Brief →
Leave out any picture and return the remaining listing below exactly as given.

Data shown →

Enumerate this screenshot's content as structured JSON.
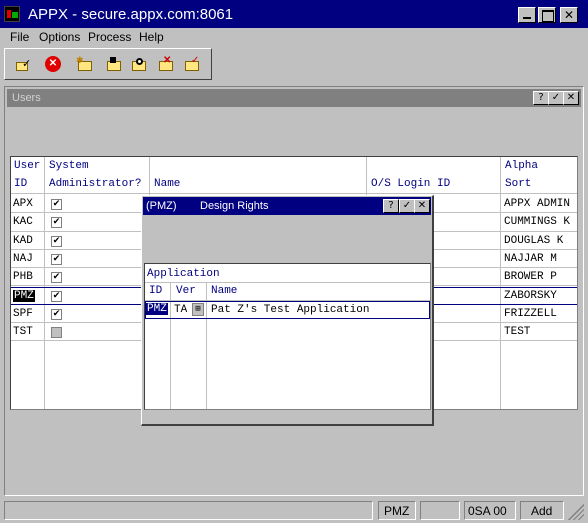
{
  "window": {
    "title": "APPX - secure.appx.com:8061",
    "controls": [
      "minimize-icon",
      "maximize-icon",
      "close-icon"
    ]
  },
  "menu": [
    "File",
    "Options",
    "Process",
    "Help"
  ],
  "toolbar": {
    "icons": [
      "ok-icon",
      "cancel-icon",
      "add-record-icon",
      "change-record-icon",
      "inquire-record-icon",
      "delete-record-icon",
      "remove-record-icon"
    ]
  },
  "users_frame": {
    "title": "Users",
    "headers": {
      "user_id_1": "User",
      "user_id_2": "ID",
      "sysadmin_1": "System",
      "sysadmin_2": "Administrator?",
      "name": "Name",
      "os_login": "O/S Login ID",
      "alpha_1": "Alpha",
      "alpha_2": "Sort"
    },
    "rows": [
      {
        "id": "APX",
        "admin": true,
        "alpha": "APPX ADMIN"
      },
      {
        "id": "KAC",
        "admin": true,
        "alpha": "CUMMINGS K"
      },
      {
        "id": "KAD",
        "admin": true,
        "alpha": "DOUGLAS K"
      },
      {
        "id": "NAJ",
        "admin": true,
        "alpha": "NAJJAR M"
      },
      {
        "id": "PHB",
        "admin": true,
        "alpha": "BROWER P"
      },
      {
        "id": "PMZ",
        "admin": true,
        "alpha": "ZABORSKY"
      },
      {
        "id": "SPF",
        "admin": true,
        "alpha": "FRIZZELL"
      },
      {
        "id": "TST",
        "admin": false,
        "alpha": "TEST"
      }
    ],
    "selected_index": 5
  },
  "design_rights": {
    "title_user": "(PMZ)",
    "title": "Design Rights",
    "section": "Application",
    "headers": {
      "id": "ID",
      "ver": "Ver",
      "name": "Name"
    },
    "rows": [
      {
        "id": "PMZ",
        "ver": "TA",
        "name": "Pat Z's Test Application"
      }
    ]
  },
  "status_bar": {
    "user": "PMZ",
    "database": "0SA 00",
    "mode": "Add"
  }
}
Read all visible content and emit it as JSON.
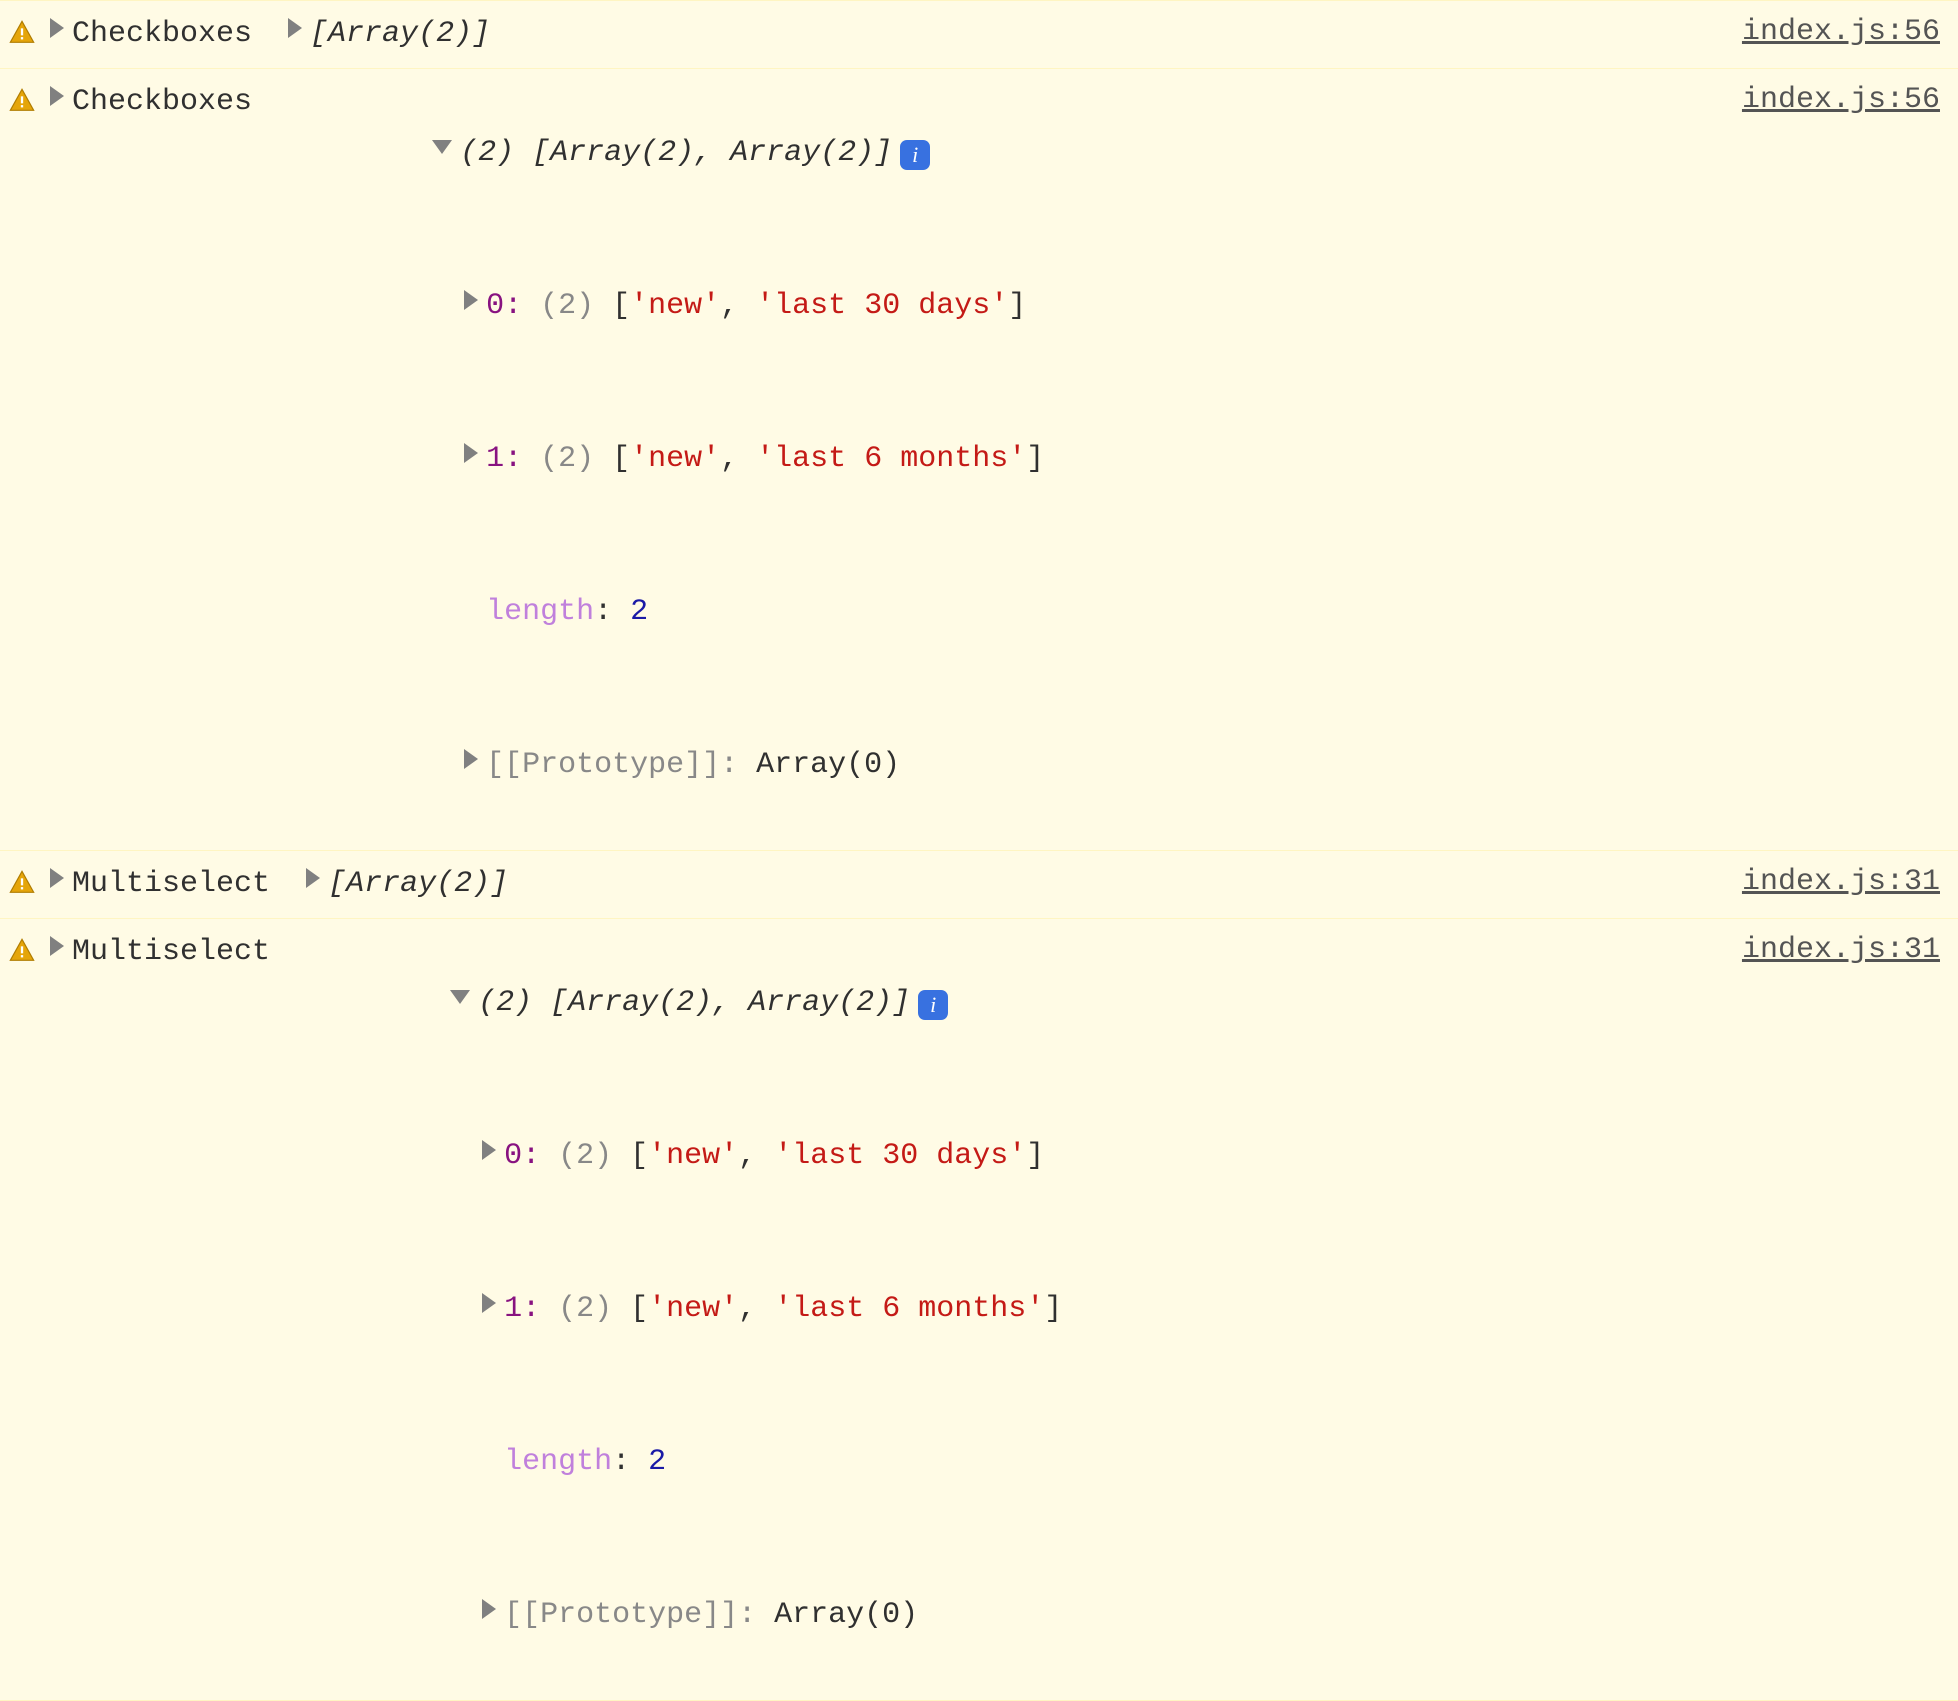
{
  "entries": [
    {
      "label": "Checkboxes",
      "expanded": false,
      "summary": "[Array(2)]",
      "source": "index.js:56"
    },
    {
      "label": "Checkboxes",
      "expanded": true,
      "count": "(2)",
      "summary": "[Array(2), Array(2)]",
      "source": "index.js:56",
      "children": {
        "item0": {
          "key": "0",
          "count": "(2)",
          "vals": [
            "'new'",
            "'last 30 days'"
          ]
        },
        "item1": {
          "key": "1",
          "count": "(2)",
          "vals": [
            "'new'",
            "'last 6 months'"
          ]
        },
        "length_key": "length",
        "length_val": "2",
        "proto_key": "[[Prototype]]",
        "proto_val": "Array(0)"
      }
    },
    {
      "label": "Multiselect",
      "expanded": false,
      "summary": "[Array(2)]",
      "source": "index.js:31"
    },
    {
      "label": "Multiselect",
      "expanded": true,
      "count": "(2)",
      "summary": "[Array(2), Array(2)]",
      "source": "index.js:31",
      "children": {
        "item0": {
          "key": "0",
          "count": "(2)",
          "vals": [
            "'new'",
            "'last 30 days'"
          ]
        },
        "item1": {
          "key": "1",
          "count": "(2)",
          "vals": [
            "'new'",
            "'last 6 months'"
          ]
        },
        "length_key": "length",
        "length_val": "2",
        "proto_key": "[[Prototype]]",
        "proto_val": "Array(0)"
      }
    }
  ],
  "info_glyph": "i"
}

Solution to this exercise →
Enumerate this screenshot's content as structured JSON.
{
  "window": {
    "title": "APPX - secure.appx.com:8061",
    "controls": [
      "minimize-icon",
      "maximize-icon",
      "close-icon"
    ]
  },
  "menu": [
    "File",
    "Options",
    "Process",
    "Help"
  ],
  "toolbar": {
    "icons": [
      "ok-icon",
      "cancel-icon",
      "add-record-icon",
      "change-record-icon",
      "inquire-record-icon",
      "delete-record-icon",
      "remove-record-icon"
    ]
  },
  "users_frame": {
    "title": "Users",
    "headers": {
      "user_id_1": "User",
      "user_id_2": "ID",
      "sysadmin_1": "System",
      "sysadmin_2": "Administrator?",
      "name": "Name",
      "os_login": "O/S Login ID",
      "alpha_1": "Alpha",
      "alpha_2": "Sort"
    },
    "rows": [
      {
        "id": "APX",
        "admin": true,
        "alpha": "APPX ADMIN"
      },
      {
        "id": "KAC",
        "admin": true,
        "alpha": "CUMMINGS K"
      },
      {
        "id": "KAD",
        "admin": true,
        "alpha": "DOUGLAS K"
      },
      {
        "id": "NAJ",
        "admin": true,
        "alpha": "NAJJAR M"
      },
      {
        "id": "PHB",
        "admin": true,
        "alpha": "BROWER P"
      },
      {
        "id": "PMZ",
        "admin": true,
        "alpha": "ZABORSKY"
      },
      {
        "id": "SPF",
        "admin": true,
        "alpha": "FRIZZELL"
      },
      {
        "id": "TST",
        "admin": false,
        "alpha": "TEST"
      }
    ],
    "selected_index": 5
  },
  "design_rights": {
    "title_user": "(PMZ)",
    "title": "Design Rights",
    "section": "Application",
    "headers": {
      "id": "ID",
      "ver": "Ver",
      "name": "Name"
    },
    "rows": [
      {
        "id": "PMZ",
        "ver": "TA",
        "name": "Pat Z's Test Application"
      }
    ]
  },
  "status_bar": {
    "user": "PMZ",
    "database": "0SA 00",
    "mode": "Add"
  }
}
Read all visible content and emit it as JSON.
{
  "entries": [
    {
      "label": "Checkboxes",
      "expanded": false,
      "summary": "[Array(2)]",
      "source": "index.js:56"
    },
    {
      "label": "Checkboxes",
      "expanded": true,
      "count": "(2)",
      "summary": "[Array(2), Array(2)]",
      "source": "index.js:56",
      "children": {
        "item0": {
          "key": "0",
          "count": "(2)",
          "vals": [
            "'new'",
            "'last 30 days'"
          ]
        },
        "item1": {
          "key": "1",
          "count": "(2)",
          "vals": [
            "'new'",
            "'last 6 months'"
          ]
        },
        "length_key": "length",
        "length_val": "2",
        "proto_key": "[[Prototype]]",
        "proto_val": "Array(0)"
      }
    },
    {
      "label": "Multiselect",
      "expanded": false,
      "summary": "[Array(2)]",
      "source": "index.js:31"
    },
    {
      "label": "Multiselect",
      "expanded": true,
      "count": "(2)",
      "summary": "[Array(2), Array(2)]",
      "source": "index.js:31",
      "children": {
        "item0": {
          "key": "0",
          "count": "(2)",
          "vals": [
            "'new'",
            "'last 30 days'"
          ]
        },
        "item1": {
          "key": "1",
          "count": "(2)",
          "vals": [
            "'new'",
            "'last 6 months'"
          ]
        },
        "length_key": "length",
        "length_val": "2",
        "proto_key": "[[Prototype]]",
        "proto_val": "Array(0)"
      }
    }
  ],
  "info_glyph": "i"
}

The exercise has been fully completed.